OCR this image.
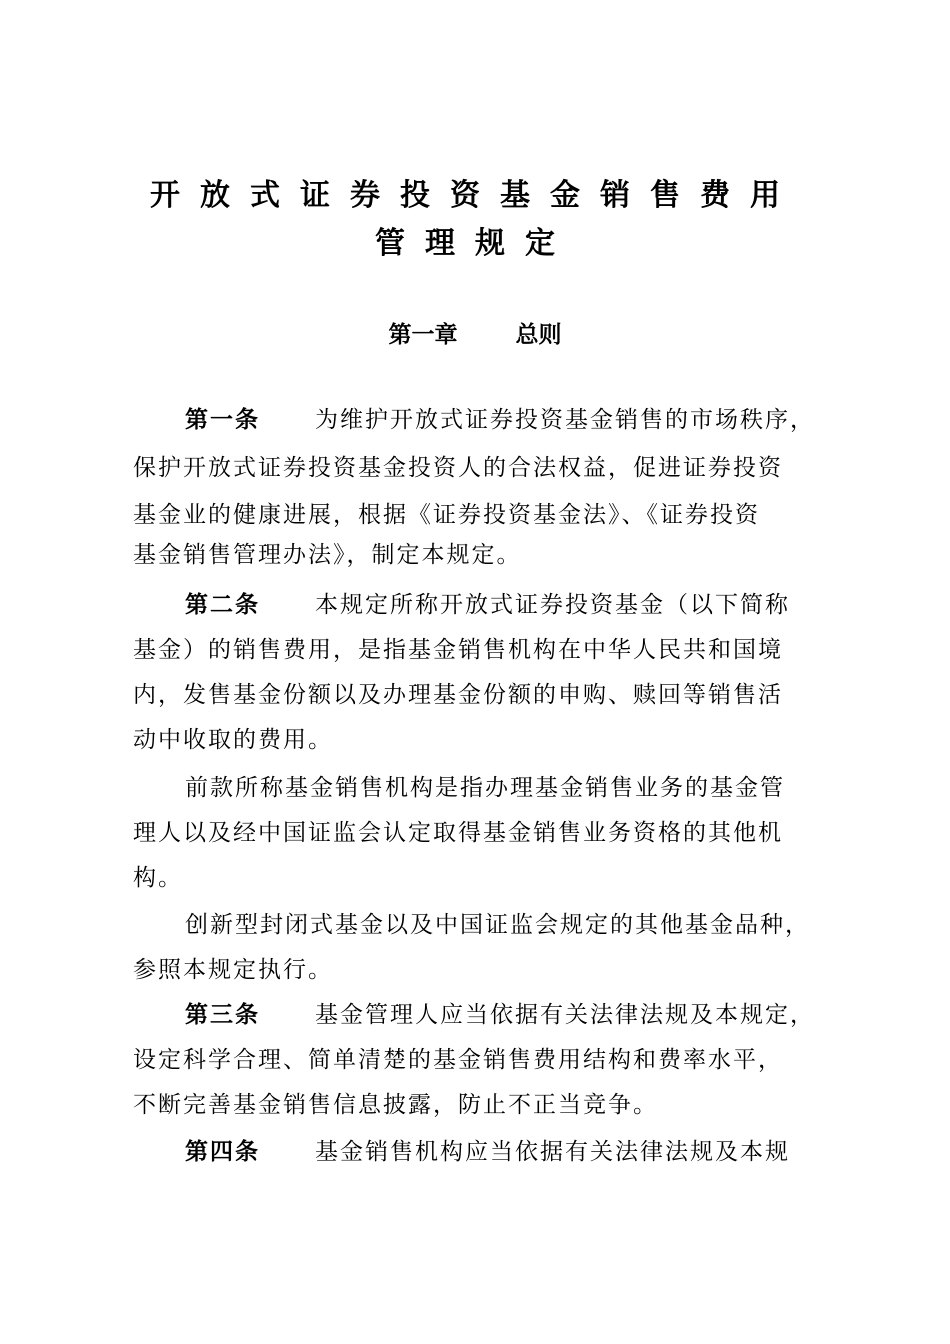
开放式证券投资基金销售费用
管理规定
第一章	总则
第一条 为维护开放式证券投资基金销售的市场秩序，
保护开放式证券投资基金投资人的合法权益，促进证券投资
基金业的健康进展，根据《证券投资基金法》、《证券投资
基金销售管理办法》，制定本规定。
第二条 本规定所称开放式证券投资基金（以下简称
基金）的销售费用，是指基金销售机构在中华人民共和国境
内，发售基金份额以及办理基金份额的申购、赎回等销售活
动中收取的费用。
前款所称基金销售机构是指办理基金销售业务的基金管
理人以及经中国证监会认定取得基金销售业务资格的其他机
构。
创新型封闭式基金以及中国证监会规定的其他基金品种，
参照本规定执行。
第三条 基金管理人应当依据有关法律法规及本规定，
设定科学合理、简单清楚的基金销售费用结构和费率水平，
不断完善基金销售信息披露，防止不正当竞争。
第四条 基金销售机构应当依据有关法律法规及本规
+ + +
» **Set exercise**: Without the pictures, write out all of the material exactly.

» **Finished task**:
OCR this image.
开放式证券投资基金销售费用
管理规定
第一章	总则
第一条 为维护开放式证券投资基金销售的市场秩序，
保护开放式证券投资基金投资人的合法权益，促进证券投资
基金业的健康进展，根据《证券投资基金法》、《证券投资
基金销售管理办法》，制定本规定。
第二条 本规定所称开放式证券投资基金（以下简称
基金）的销售费用，是指基金销售机构在中华人民共和国境
内，发售基金份额以及办理基金份额的申购、赎回等销售活
动中收取的费用。
前款所称基金销售机构是指办理基金销售业务的基金管
理人以及经中国证监会认定取得基金销售业务资格的其他机
构。
创新型封闭式基金以及中国证监会规定的其他基金品种，
参照本规定执行。
第三条 基金管理人应当依据有关法律法规及本规定，
设定科学合理、简单清楚的基金销售费用结构和费率水平，
不断完善基金销售信息披露，防止不正当竞争。
第四条 基金销售机构应当依据有关法律法规及本规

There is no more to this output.